* **TASK INSTRUCTIONS**: Gather up the lines with the word "reserved" in them.
** Begin **
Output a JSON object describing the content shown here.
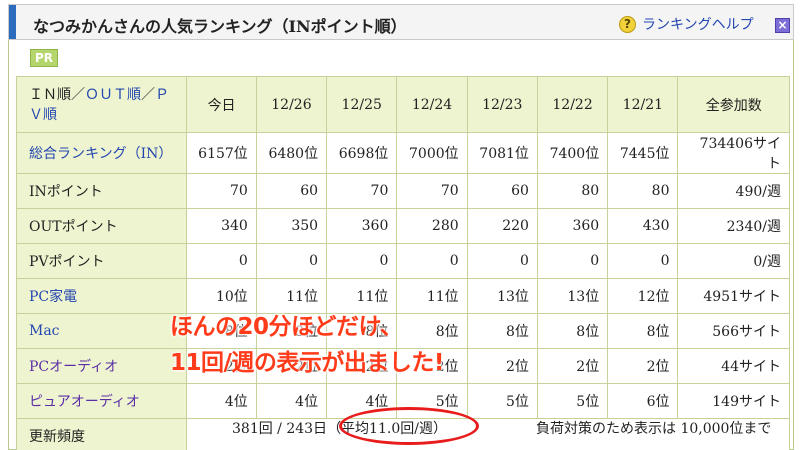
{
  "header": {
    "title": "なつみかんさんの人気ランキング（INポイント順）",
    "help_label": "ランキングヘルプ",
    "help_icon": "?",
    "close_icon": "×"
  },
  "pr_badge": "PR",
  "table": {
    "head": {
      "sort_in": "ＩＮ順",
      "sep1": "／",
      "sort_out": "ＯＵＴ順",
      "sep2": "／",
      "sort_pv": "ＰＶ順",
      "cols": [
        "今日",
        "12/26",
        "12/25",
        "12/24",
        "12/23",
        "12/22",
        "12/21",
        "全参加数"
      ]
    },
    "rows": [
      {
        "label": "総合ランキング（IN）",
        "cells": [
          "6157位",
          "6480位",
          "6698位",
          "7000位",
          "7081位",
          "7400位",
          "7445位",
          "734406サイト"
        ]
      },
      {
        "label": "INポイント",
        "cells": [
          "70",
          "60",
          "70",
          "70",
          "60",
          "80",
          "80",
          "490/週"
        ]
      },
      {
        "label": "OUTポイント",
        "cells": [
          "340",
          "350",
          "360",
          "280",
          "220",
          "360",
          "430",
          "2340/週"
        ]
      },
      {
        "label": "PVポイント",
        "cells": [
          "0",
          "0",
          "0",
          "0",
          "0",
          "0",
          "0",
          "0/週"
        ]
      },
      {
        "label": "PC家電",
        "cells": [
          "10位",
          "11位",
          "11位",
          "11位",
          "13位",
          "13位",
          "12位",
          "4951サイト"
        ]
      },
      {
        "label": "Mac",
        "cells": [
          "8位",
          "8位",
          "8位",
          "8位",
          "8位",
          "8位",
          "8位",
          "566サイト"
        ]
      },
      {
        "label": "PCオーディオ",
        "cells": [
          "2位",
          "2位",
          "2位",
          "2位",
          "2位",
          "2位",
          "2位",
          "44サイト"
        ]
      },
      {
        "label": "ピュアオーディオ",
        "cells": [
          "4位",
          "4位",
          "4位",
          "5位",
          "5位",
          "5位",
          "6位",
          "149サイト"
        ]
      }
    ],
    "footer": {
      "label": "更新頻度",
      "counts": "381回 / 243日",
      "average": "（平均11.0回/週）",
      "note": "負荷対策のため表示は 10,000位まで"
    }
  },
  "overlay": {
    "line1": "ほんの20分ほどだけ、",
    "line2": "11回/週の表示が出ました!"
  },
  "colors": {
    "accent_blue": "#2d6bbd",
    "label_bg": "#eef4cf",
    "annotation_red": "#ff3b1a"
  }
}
** End **
** Begin **
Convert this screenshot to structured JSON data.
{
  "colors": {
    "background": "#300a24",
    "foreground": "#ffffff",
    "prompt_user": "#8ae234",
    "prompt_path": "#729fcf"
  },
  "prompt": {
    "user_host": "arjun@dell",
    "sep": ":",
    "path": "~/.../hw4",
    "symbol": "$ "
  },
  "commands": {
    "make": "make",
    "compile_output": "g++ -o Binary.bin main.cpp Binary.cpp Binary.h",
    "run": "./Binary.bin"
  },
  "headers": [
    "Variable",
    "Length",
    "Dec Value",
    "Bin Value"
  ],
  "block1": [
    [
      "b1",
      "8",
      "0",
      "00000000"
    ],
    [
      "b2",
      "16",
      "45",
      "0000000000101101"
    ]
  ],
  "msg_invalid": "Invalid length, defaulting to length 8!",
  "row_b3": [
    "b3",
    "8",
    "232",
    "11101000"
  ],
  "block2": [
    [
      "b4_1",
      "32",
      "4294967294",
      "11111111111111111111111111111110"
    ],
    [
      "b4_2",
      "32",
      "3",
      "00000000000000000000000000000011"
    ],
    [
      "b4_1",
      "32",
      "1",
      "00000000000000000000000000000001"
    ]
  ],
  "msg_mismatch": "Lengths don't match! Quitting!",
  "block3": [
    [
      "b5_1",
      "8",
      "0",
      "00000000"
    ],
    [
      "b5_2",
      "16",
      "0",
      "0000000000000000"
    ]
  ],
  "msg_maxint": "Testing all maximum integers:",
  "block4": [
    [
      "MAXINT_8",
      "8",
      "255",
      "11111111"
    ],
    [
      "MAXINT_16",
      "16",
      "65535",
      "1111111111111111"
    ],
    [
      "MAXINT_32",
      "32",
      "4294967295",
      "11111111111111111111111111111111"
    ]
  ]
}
** End **
** Begin **
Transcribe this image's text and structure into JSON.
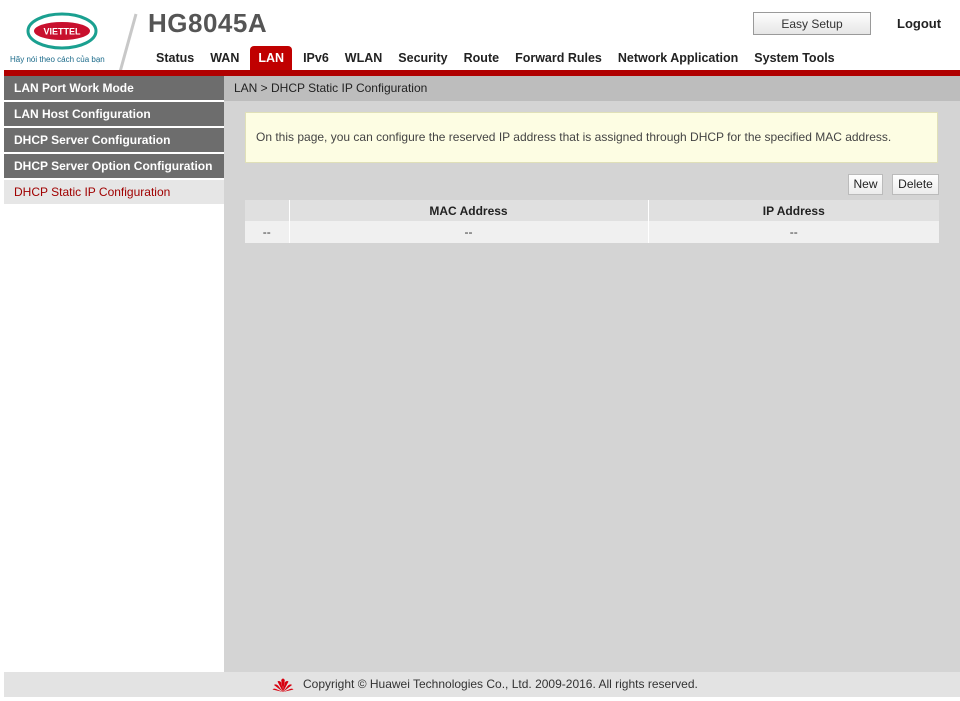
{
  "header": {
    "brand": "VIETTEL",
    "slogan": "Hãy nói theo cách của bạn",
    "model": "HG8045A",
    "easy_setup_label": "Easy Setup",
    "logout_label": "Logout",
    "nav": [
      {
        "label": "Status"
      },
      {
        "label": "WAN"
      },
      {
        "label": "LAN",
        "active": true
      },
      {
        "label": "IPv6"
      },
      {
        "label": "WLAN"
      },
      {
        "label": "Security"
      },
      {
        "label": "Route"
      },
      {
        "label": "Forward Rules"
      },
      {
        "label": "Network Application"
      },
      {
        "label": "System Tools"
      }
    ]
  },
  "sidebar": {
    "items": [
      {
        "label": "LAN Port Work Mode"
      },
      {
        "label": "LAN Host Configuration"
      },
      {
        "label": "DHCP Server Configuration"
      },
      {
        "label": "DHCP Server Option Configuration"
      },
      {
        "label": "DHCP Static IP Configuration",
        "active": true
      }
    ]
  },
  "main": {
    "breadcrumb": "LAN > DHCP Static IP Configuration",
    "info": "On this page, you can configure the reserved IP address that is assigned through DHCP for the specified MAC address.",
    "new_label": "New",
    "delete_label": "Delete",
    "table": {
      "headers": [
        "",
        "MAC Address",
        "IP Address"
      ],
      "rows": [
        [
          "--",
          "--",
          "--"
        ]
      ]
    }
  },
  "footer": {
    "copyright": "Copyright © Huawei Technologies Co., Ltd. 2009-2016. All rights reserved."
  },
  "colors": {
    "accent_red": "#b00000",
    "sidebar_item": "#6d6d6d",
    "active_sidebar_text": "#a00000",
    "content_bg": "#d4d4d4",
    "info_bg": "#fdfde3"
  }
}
** End **
* **PROBLEM SOLUTION**:
    "info": "On this page, you can configure the reserved IP address that is assigned through DHCP for the specified MAC address.",
    "copyright": "Copyright © Huawei Technologies Co., Ltd. 2009-2016. All rights reserved."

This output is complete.